▸ TO BE DONE: Work out the number of lines with the word "this" in the material below, then reply with that number only.

----

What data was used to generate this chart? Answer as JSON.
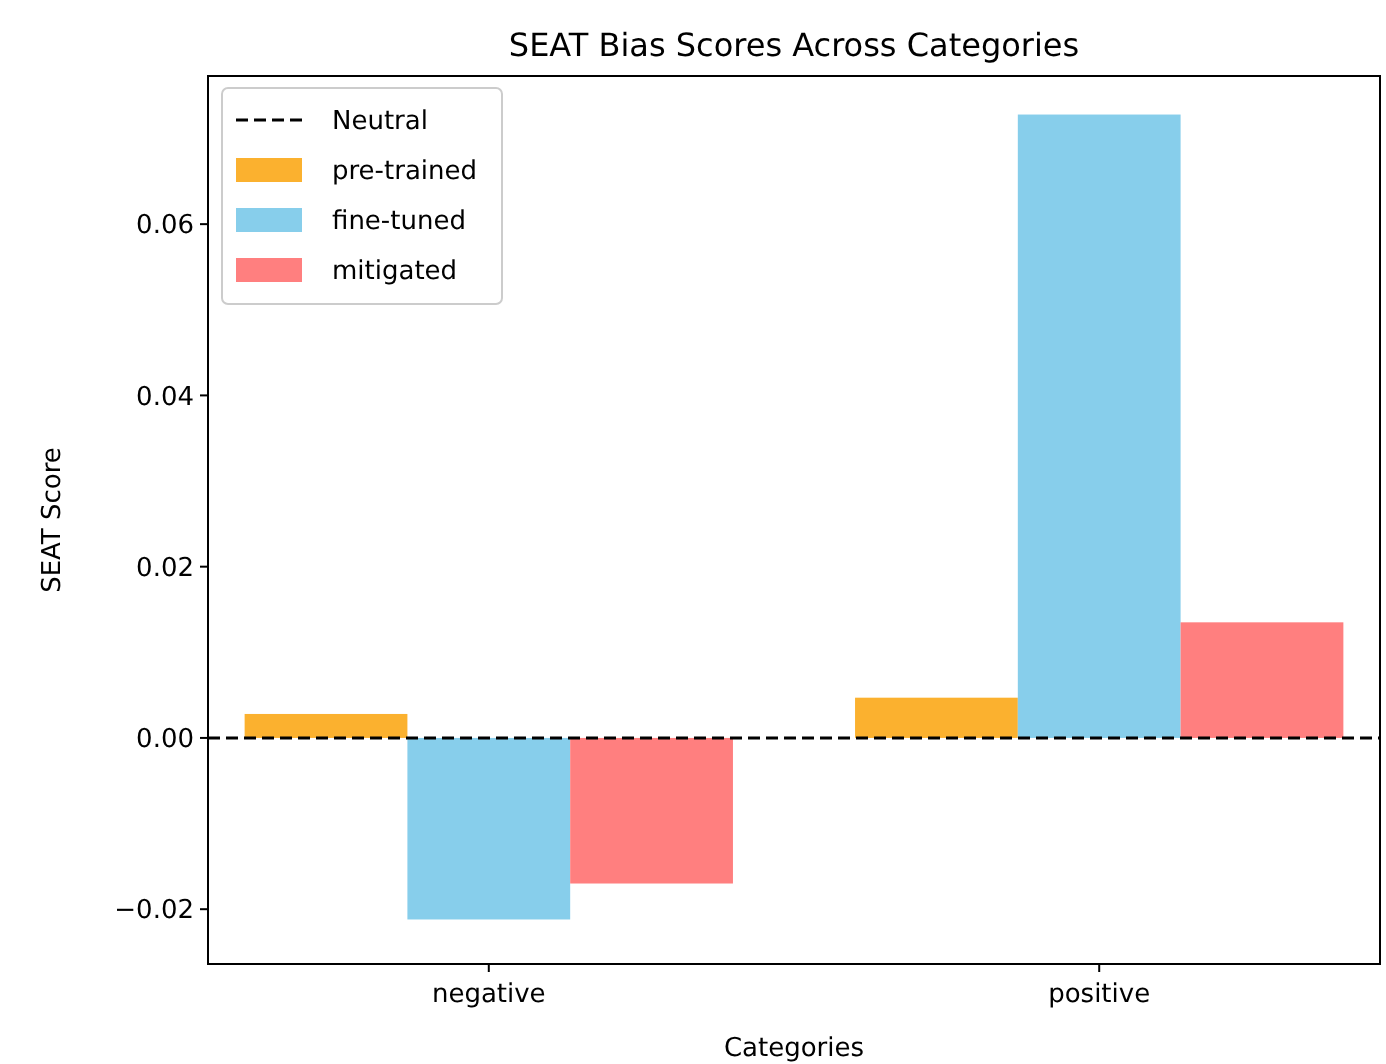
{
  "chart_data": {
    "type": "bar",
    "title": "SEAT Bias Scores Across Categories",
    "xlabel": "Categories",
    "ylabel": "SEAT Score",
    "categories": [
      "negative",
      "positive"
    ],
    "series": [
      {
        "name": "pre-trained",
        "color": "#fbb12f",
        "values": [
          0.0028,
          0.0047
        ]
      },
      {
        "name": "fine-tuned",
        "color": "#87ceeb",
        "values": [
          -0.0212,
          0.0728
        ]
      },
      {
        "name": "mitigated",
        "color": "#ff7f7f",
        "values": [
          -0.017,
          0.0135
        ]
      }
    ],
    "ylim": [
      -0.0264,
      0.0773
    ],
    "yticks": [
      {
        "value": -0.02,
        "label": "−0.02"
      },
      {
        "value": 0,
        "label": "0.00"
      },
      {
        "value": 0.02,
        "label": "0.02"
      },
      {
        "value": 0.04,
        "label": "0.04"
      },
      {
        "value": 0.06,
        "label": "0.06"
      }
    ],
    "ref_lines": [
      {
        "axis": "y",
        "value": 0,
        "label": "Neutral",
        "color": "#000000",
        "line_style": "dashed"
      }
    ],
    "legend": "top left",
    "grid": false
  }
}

----

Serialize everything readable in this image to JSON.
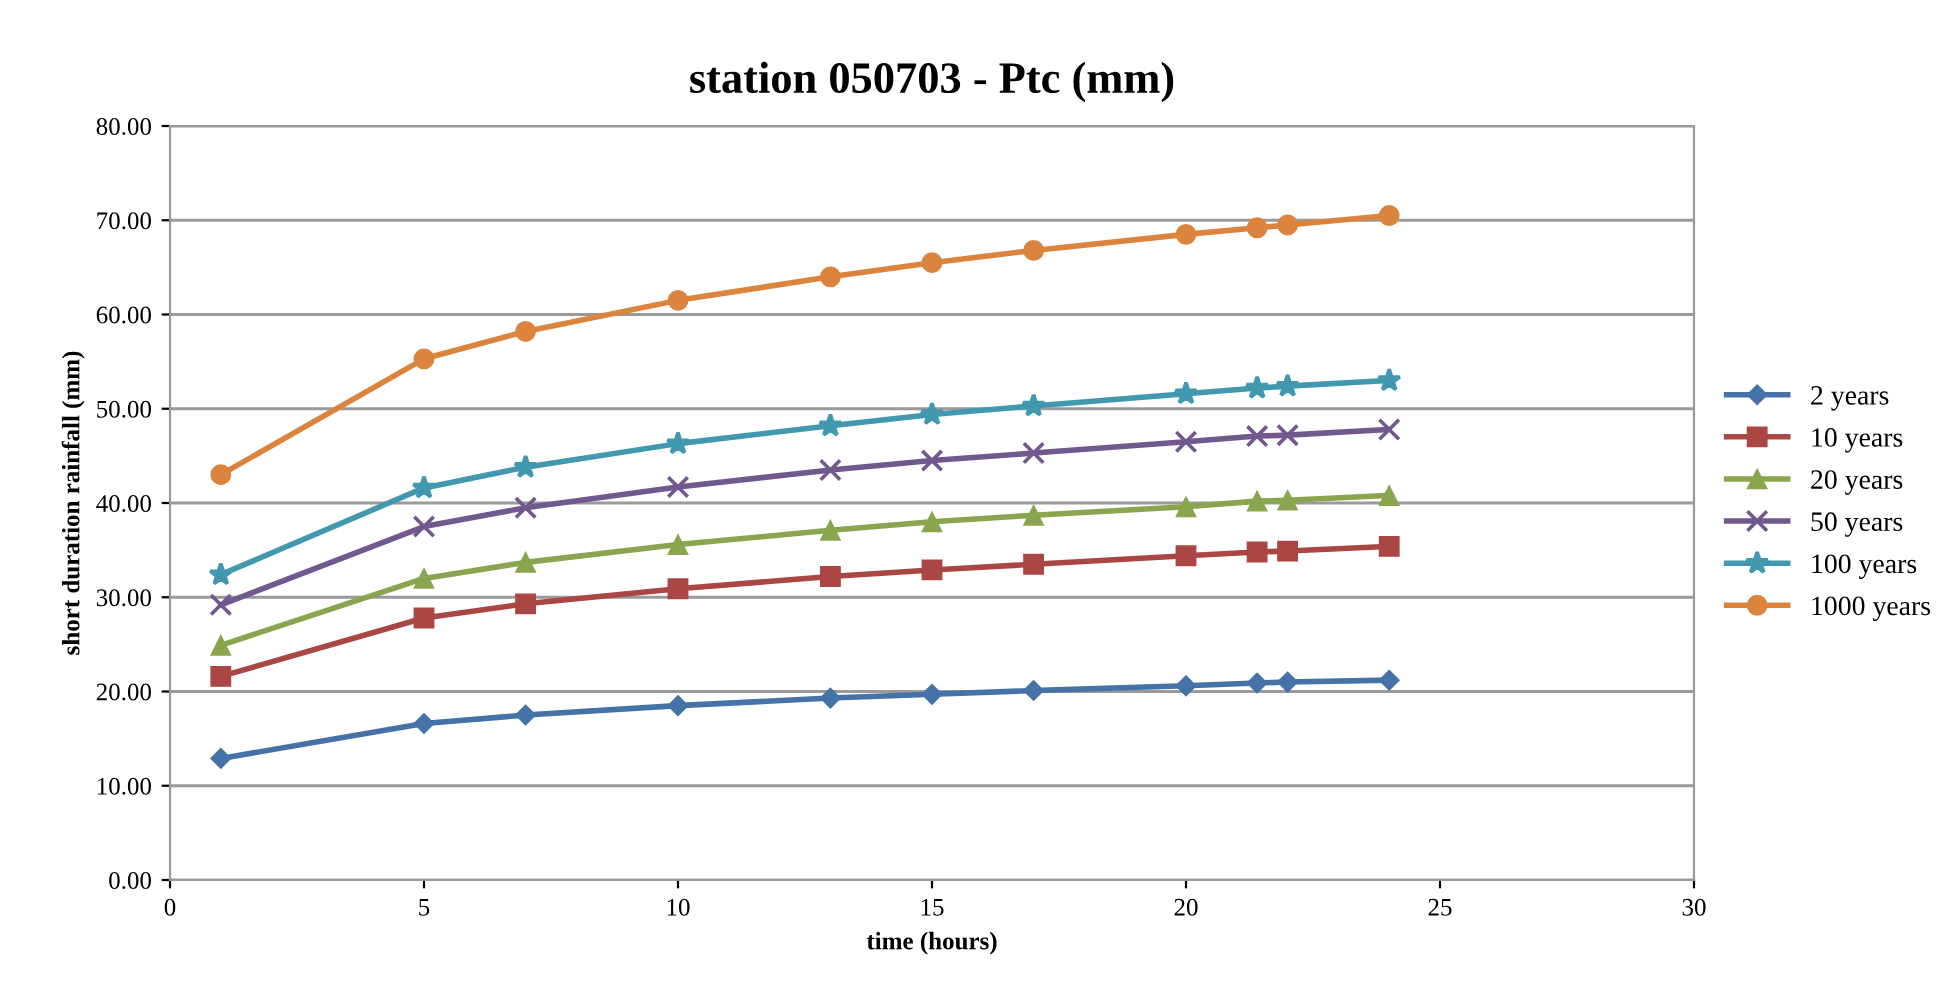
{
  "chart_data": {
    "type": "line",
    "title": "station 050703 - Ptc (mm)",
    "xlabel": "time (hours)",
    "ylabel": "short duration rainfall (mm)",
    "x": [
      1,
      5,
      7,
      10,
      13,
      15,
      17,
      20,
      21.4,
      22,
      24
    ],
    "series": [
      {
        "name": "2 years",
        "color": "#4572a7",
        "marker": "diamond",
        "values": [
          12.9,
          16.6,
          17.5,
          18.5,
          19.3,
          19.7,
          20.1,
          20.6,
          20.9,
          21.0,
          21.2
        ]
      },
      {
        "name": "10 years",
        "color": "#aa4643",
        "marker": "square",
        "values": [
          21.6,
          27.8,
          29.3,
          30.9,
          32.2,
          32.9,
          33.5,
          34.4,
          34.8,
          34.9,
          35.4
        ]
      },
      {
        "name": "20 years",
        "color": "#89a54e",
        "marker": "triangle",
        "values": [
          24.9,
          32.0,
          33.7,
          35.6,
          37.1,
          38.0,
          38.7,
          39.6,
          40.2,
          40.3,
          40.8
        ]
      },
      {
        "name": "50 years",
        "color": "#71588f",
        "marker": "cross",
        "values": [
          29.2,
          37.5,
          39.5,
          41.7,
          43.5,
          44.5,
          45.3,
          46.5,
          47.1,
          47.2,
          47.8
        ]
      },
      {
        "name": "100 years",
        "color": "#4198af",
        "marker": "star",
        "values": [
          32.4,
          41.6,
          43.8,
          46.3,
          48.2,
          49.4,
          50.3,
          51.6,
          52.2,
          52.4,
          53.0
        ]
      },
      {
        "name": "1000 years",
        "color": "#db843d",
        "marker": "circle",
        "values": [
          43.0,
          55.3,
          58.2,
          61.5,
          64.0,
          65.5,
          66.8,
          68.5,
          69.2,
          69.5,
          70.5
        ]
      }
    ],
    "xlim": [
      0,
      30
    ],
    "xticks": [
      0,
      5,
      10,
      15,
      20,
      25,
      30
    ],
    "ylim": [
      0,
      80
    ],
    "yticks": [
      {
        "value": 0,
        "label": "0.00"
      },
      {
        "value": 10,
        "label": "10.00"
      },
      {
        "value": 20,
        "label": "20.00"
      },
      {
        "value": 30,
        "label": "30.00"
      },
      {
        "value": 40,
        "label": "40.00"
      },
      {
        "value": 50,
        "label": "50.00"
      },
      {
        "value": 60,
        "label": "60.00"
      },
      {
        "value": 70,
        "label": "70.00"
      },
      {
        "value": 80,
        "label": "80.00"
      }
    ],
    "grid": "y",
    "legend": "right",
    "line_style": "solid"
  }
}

----

▸ RESPONSE TO THE TASK: 2